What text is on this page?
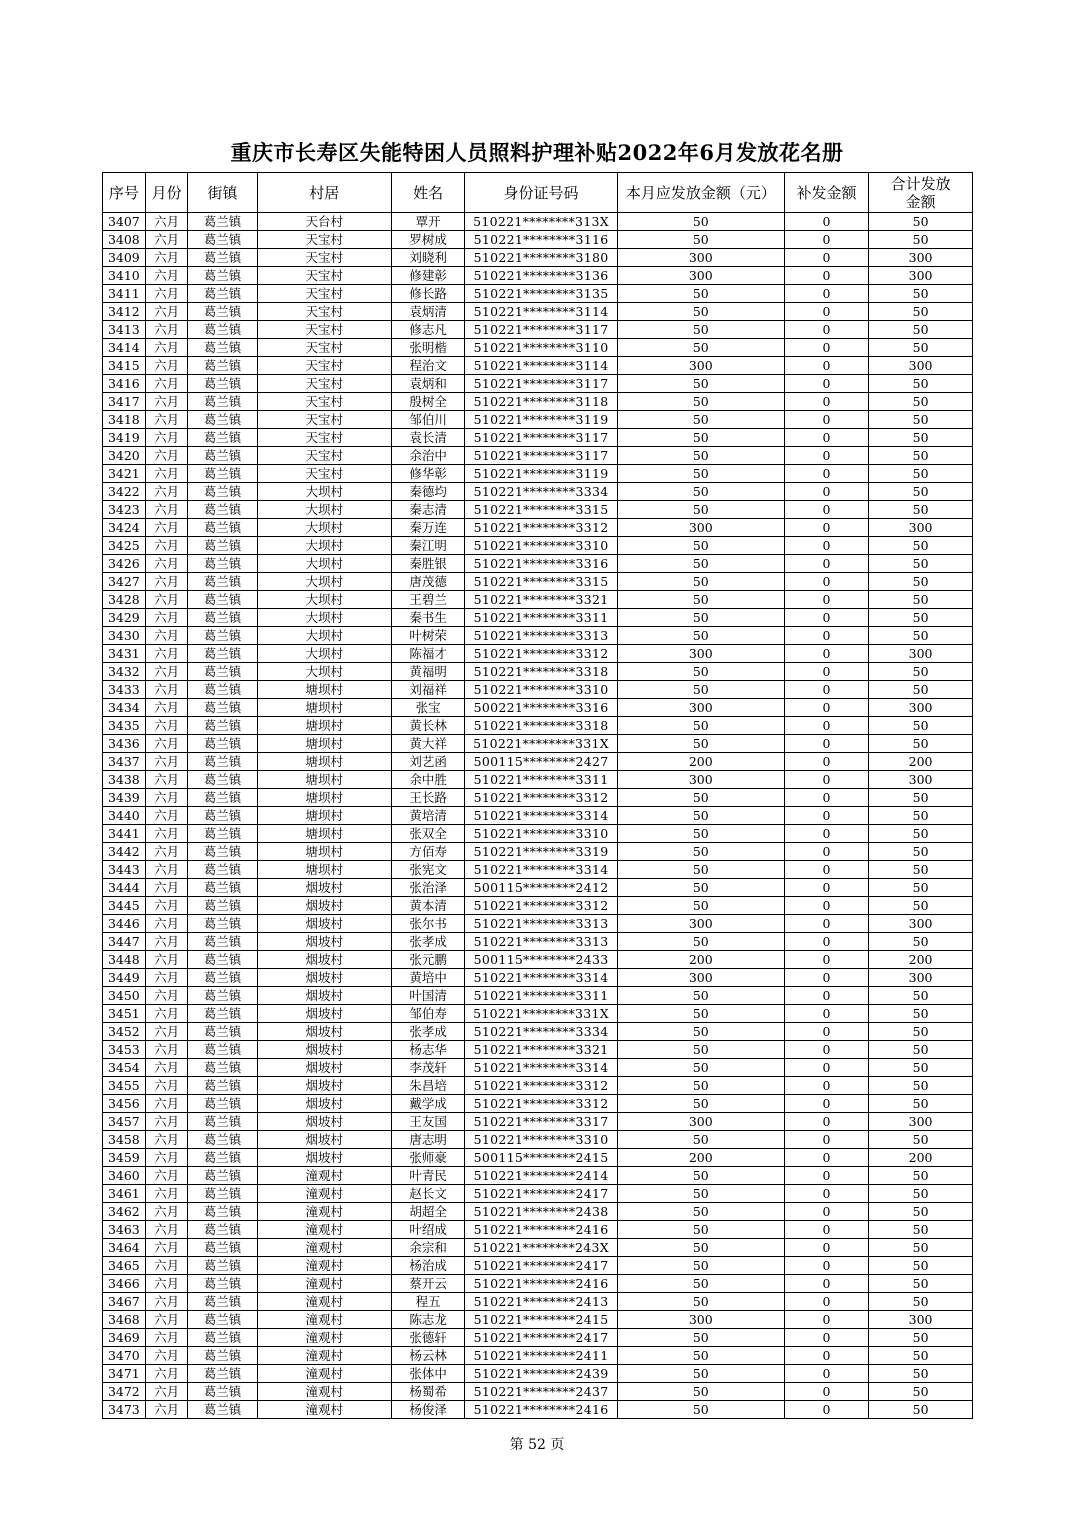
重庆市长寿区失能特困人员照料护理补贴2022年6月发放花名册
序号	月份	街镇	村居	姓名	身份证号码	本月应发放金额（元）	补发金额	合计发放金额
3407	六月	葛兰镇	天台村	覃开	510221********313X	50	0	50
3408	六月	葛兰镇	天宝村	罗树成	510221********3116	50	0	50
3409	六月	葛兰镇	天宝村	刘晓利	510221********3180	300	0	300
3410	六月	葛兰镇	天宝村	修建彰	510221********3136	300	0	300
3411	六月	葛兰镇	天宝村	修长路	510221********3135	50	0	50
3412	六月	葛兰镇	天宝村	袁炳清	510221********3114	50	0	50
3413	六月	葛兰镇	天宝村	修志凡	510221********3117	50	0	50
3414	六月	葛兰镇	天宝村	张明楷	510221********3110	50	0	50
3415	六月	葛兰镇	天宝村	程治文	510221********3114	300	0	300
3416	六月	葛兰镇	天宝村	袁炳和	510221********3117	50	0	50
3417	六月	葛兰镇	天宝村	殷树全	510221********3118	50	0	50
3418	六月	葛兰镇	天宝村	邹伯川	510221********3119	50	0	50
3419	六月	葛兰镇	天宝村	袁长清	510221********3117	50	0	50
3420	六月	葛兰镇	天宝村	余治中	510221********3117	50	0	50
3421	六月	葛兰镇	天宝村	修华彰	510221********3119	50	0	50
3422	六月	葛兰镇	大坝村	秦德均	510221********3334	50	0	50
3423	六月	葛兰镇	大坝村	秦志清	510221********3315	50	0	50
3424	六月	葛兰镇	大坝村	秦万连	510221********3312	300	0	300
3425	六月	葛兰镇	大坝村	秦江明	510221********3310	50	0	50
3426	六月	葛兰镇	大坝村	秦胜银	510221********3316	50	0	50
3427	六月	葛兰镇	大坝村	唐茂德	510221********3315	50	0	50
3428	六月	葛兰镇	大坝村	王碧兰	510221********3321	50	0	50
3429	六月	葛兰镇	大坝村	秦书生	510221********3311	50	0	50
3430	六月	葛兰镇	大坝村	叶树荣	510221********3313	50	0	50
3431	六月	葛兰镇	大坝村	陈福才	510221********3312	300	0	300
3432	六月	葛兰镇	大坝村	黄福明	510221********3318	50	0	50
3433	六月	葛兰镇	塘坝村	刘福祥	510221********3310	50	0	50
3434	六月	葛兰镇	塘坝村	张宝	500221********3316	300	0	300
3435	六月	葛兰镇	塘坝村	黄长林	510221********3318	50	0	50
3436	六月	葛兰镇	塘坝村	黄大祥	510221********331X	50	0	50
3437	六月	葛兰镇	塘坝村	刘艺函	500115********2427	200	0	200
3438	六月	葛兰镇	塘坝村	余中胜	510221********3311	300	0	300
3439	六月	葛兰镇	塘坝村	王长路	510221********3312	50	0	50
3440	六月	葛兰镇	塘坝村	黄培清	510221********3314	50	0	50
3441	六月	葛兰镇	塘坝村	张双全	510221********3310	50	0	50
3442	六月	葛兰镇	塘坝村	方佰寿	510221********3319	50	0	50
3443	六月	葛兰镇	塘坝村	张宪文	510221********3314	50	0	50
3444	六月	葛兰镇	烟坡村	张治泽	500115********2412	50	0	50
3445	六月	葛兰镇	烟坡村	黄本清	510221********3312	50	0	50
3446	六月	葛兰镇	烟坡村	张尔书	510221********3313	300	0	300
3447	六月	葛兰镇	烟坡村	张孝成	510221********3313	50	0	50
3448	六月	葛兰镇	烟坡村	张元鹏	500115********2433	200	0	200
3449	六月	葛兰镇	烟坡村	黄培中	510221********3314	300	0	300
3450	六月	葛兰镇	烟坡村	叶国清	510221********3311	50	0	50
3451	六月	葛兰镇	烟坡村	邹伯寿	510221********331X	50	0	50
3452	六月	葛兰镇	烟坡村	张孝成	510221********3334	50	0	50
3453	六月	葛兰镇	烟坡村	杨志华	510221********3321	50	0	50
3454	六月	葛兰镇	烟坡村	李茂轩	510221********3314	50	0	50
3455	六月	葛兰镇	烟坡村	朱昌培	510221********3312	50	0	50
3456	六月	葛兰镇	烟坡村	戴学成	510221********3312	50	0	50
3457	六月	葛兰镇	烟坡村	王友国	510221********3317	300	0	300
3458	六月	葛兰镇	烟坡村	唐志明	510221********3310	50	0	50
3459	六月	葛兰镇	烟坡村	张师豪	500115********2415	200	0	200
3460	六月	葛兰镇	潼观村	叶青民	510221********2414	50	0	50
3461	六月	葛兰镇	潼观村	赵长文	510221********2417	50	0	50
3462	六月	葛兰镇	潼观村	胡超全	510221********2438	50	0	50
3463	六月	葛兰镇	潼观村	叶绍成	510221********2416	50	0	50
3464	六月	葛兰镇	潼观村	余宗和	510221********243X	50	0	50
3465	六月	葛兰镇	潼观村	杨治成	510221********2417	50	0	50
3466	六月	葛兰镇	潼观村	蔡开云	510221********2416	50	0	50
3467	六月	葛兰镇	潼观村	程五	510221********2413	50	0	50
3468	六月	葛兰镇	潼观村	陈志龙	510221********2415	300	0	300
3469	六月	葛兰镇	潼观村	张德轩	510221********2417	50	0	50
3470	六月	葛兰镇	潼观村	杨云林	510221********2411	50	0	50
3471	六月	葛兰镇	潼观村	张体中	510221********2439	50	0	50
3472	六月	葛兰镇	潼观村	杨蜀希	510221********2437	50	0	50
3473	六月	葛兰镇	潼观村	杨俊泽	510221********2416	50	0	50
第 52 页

WHAT YOU SHOULD DO: Except for the pictures, reproduce every line exactly.

FULL SOLUTION:
What text is on this page?
重庆市长寿区失能特困人员照料护理补贴2022年6月发放花名册
序号	月份	街镇	村居	姓名	身份证号码	本月应发放金额（元）	补发金额	合计发放金额
3407	六月	葛兰镇	天台村	覃开	510221********313X	50	0	50
3408	六月	葛兰镇	天宝村	罗树成	510221********3116	50	0	50
3409	六月	葛兰镇	天宝村	刘晓利	510221********3180	300	0	300
3410	六月	葛兰镇	天宝村	修建彰	510221********3136	300	0	300
3411	六月	葛兰镇	天宝村	修长路	510221********3135	50	0	50
3412	六月	葛兰镇	天宝村	袁炳清	510221********3114	50	0	50
3413	六月	葛兰镇	天宝村	修志凡	510221********3117	50	0	50
3414	六月	葛兰镇	天宝村	张明楷	510221********3110	50	0	50
3415	六月	葛兰镇	天宝村	程治文	510221********3114	300	0	300
3416	六月	葛兰镇	天宝村	袁炳和	510221********3117	50	0	50
3417	六月	葛兰镇	天宝村	殷树全	510221********3118	50	0	50
3418	六月	葛兰镇	天宝村	邹伯川	510221********3119	50	0	50
3419	六月	葛兰镇	天宝村	袁长清	510221********3117	50	0	50
3420	六月	葛兰镇	天宝村	余治中	510221********3117	50	0	50
3421	六月	葛兰镇	天宝村	修华彰	510221********3119	50	0	50
3422	六月	葛兰镇	大坝村	秦德均	510221********3334	50	0	50
3423	六月	葛兰镇	大坝村	秦志清	510221********3315	50	0	50
3424	六月	葛兰镇	大坝村	秦万连	510221********3312	300	0	300
3425	六月	葛兰镇	大坝村	秦江明	510221********3310	50	0	50
3426	六月	葛兰镇	大坝村	秦胜银	510221********3316	50	0	50
3427	六月	葛兰镇	大坝村	唐茂德	510221********3315	50	0	50
3428	六月	葛兰镇	大坝村	王碧兰	510221********3321	50	0	50
3429	六月	葛兰镇	大坝村	秦书生	510221********3311	50	0	50
3430	六月	葛兰镇	大坝村	叶树荣	510221********3313	50	0	50
3431	六月	葛兰镇	大坝村	陈福才	510221********3312	300	0	300
3432	六月	葛兰镇	大坝村	黄福明	510221********3318	50	0	50
3433	六月	葛兰镇	塘坝村	刘福祥	510221********3310	50	0	50
3434	六月	葛兰镇	塘坝村	张宝	500221********3316	300	0	300
3435	六月	葛兰镇	塘坝村	黄长林	510221********3318	50	0	50
3436	六月	葛兰镇	塘坝村	黄大祥	510221********331X	50	0	50
3437	六月	葛兰镇	塘坝村	刘艺函	500115********2427	200	0	200
3438	六月	葛兰镇	塘坝村	余中胜	510221********3311	300	0	300
3439	六月	葛兰镇	塘坝村	王长路	510221********3312	50	0	50
3440	六月	葛兰镇	塘坝村	黄培清	510221********3314	50	0	50
3441	六月	葛兰镇	塘坝村	张双全	510221********3310	50	0	50
3442	六月	葛兰镇	塘坝村	方佰寿	510221********3319	50	0	50
3443	六月	葛兰镇	塘坝村	张宪文	510221********3314	50	0	50
3444	六月	葛兰镇	烟坡村	张治泽	500115********2412	50	0	50
3445	六月	葛兰镇	烟坡村	黄本清	510221********3312	50	0	50
3446	六月	葛兰镇	烟坡村	张尔书	510221********3313	300	0	300
3447	六月	葛兰镇	烟坡村	张孝成	510221********3313	50	0	50
3448	六月	葛兰镇	烟坡村	张元鹏	500115********2433	200	0	200
3449	六月	葛兰镇	烟坡村	黄培中	510221********3314	300	0	300
3450	六月	葛兰镇	烟坡村	叶国清	510221********3311	50	0	50
3451	六月	葛兰镇	烟坡村	邹伯寿	510221********331X	50	0	50
3452	六月	葛兰镇	烟坡村	张孝成	510221********3334	50	0	50
3453	六月	葛兰镇	烟坡村	杨志华	510221********3321	50	0	50
3454	六月	葛兰镇	烟坡村	李茂轩	510221********3314	50	0	50
3455	六月	葛兰镇	烟坡村	朱昌培	510221********3312	50	0	50
3456	六月	葛兰镇	烟坡村	戴学成	510221********3312	50	0	50
3457	六月	葛兰镇	烟坡村	王友国	510221********3317	300	0	300
3458	六月	葛兰镇	烟坡村	唐志明	510221********3310	50	0	50
3459	六月	葛兰镇	烟坡村	张师豪	500115********2415	200	0	200
3460	六月	葛兰镇	潼观村	叶青民	510221********2414	50	0	50
3461	六月	葛兰镇	潼观村	赵长文	510221********2417	50	0	50
3462	六月	葛兰镇	潼观村	胡超全	510221********2438	50	0	50
3463	六月	葛兰镇	潼观村	叶绍成	510221********2416	50	0	50
3464	六月	葛兰镇	潼观村	余宗和	510221********243X	50	0	50
3465	六月	葛兰镇	潼观村	杨治成	510221********2417	50	0	50
3466	六月	葛兰镇	潼观村	蔡开云	510221********2416	50	0	50
3467	六月	葛兰镇	潼观村	程五	510221********2413	50	0	50
3468	六月	葛兰镇	潼观村	陈志龙	510221********2415	300	0	300
3469	六月	葛兰镇	潼观村	张德轩	510221********2417	50	0	50
3470	六月	葛兰镇	潼观村	杨云林	510221********2411	50	0	50
3471	六月	葛兰镇	潼观村	张体中	510221********2439	50	0	50
3472	六月	葛兰镇	潼观村	杨蜀希	510221********2437	50	0	50
3473	六月	葛兰镇	潼观村	杨俊泽	510221********2416	50	0	50
第 52 页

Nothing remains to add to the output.